For each line of the data below that holds "Brush", copy the line.

### DATA FOR THIS EXERCISE
** START **

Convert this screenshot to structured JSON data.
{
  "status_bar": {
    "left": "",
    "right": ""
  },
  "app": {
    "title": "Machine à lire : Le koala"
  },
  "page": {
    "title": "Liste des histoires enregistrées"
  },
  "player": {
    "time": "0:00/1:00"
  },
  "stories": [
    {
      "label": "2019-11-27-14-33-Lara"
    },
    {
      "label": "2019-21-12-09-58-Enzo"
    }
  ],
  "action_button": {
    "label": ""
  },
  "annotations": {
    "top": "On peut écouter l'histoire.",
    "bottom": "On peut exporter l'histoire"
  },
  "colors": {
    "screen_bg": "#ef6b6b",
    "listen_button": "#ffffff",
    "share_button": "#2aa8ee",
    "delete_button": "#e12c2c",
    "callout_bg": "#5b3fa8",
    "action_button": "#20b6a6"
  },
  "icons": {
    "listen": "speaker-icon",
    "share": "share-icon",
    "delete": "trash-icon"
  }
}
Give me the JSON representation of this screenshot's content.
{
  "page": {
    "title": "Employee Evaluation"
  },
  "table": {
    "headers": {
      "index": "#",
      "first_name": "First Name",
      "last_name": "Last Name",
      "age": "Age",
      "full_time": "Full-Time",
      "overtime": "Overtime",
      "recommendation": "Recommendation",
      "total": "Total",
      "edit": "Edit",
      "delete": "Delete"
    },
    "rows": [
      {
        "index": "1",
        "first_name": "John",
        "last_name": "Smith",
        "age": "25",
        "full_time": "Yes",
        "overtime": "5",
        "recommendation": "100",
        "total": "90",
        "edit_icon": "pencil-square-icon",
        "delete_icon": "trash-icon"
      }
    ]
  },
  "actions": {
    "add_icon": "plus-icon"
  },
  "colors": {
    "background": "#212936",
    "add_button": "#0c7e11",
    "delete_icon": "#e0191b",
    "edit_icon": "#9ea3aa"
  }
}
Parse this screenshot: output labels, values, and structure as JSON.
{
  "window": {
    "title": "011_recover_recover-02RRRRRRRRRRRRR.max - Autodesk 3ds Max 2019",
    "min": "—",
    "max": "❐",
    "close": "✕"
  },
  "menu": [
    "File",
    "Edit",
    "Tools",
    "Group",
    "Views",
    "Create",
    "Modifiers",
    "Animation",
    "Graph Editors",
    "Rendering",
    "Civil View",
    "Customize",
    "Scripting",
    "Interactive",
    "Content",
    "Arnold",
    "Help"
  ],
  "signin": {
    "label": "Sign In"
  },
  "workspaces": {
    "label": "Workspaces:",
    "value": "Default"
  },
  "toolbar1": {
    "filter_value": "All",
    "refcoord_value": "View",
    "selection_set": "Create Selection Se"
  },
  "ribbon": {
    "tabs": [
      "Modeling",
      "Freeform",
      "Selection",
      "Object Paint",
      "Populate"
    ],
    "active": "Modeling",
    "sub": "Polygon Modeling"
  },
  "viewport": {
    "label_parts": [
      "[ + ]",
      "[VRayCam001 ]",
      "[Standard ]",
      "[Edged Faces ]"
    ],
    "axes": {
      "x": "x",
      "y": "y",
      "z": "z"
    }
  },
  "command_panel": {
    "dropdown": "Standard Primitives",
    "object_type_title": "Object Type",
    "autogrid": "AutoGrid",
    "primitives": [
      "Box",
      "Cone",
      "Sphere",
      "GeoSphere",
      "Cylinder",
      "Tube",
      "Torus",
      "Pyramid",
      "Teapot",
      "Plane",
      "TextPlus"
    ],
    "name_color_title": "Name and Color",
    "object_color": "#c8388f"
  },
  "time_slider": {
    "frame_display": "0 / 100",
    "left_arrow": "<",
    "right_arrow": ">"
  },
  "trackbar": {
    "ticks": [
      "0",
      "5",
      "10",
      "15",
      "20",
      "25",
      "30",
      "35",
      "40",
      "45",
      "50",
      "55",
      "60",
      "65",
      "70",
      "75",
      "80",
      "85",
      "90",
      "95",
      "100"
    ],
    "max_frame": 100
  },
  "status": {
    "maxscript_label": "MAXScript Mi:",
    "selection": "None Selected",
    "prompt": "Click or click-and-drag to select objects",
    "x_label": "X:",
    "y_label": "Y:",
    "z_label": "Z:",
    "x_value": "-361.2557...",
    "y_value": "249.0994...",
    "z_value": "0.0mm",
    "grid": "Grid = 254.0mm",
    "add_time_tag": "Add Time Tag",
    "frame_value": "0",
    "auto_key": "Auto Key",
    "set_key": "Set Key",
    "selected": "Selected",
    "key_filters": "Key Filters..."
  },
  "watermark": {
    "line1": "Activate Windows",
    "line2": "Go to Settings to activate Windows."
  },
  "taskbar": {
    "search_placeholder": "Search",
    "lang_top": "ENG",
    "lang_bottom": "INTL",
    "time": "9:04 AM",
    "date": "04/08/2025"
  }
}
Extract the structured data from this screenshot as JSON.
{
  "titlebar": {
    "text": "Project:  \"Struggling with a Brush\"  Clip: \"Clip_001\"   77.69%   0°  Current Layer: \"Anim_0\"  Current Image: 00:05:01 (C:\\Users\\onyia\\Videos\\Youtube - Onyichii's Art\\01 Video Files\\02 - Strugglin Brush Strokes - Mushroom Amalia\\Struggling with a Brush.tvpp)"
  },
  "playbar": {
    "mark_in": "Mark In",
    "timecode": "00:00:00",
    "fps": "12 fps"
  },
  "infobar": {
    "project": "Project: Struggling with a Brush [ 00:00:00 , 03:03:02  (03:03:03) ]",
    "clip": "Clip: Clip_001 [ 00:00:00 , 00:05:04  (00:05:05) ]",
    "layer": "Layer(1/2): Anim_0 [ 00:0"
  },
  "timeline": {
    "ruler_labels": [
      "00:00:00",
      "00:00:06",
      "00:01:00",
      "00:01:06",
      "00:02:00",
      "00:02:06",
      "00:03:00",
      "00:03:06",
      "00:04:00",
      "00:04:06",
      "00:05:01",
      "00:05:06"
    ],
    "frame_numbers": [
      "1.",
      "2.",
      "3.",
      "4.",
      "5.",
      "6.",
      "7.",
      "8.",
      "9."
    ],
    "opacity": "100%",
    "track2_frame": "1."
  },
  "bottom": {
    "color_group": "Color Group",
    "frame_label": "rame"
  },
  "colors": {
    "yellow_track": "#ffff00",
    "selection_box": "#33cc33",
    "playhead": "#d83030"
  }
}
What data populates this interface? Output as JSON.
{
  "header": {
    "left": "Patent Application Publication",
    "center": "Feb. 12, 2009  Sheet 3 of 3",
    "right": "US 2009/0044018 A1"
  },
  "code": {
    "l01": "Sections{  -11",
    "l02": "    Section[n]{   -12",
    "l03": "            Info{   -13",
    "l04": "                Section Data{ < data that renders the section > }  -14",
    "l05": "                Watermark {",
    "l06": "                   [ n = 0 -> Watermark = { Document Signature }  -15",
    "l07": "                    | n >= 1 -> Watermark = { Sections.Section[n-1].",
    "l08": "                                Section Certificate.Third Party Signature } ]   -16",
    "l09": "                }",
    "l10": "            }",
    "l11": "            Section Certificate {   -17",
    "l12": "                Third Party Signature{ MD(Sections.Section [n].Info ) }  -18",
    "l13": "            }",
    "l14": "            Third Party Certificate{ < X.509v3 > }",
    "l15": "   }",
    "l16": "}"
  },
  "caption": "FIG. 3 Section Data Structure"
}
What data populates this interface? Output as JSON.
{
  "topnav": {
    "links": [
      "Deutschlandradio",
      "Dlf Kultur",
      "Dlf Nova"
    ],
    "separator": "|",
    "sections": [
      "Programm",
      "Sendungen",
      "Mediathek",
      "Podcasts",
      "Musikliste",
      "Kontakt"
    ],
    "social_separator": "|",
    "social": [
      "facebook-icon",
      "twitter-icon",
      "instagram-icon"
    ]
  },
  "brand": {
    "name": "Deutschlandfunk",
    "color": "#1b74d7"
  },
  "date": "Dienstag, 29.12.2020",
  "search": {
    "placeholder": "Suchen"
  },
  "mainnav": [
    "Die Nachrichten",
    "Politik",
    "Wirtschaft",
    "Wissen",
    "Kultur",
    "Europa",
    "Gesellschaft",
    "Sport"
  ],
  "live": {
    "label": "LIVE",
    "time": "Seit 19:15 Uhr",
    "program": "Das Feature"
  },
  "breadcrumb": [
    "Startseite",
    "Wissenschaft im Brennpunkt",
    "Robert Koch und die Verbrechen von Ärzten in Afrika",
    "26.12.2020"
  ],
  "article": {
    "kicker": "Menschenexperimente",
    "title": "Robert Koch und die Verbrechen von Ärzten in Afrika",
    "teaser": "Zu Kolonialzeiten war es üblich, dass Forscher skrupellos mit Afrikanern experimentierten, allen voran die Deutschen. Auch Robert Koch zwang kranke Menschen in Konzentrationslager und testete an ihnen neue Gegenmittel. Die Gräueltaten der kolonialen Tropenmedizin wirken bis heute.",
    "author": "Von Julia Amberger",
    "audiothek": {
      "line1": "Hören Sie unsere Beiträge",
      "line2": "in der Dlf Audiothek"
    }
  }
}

** END **

### COMPLETED EXERCISE
    "text": "Project:  \"Struggling with a Brush\"  Clip: \"Clip_001\"   77.69%   0°  Current Layer: \"Anim_0\"  Current Image: 00:05:01 (C:\\Users\\onyia\\Videos\\Youtube - Onyichii's Art\\01 Video Files\\02 - Strugglin Brush Strokes - Mushroom Amalia\\Struggling with a Brush.tvpp)"
    "project": "Project: Struggling with a Brush [ 00:00:00 , 03:03:02  (03:03:03) ]",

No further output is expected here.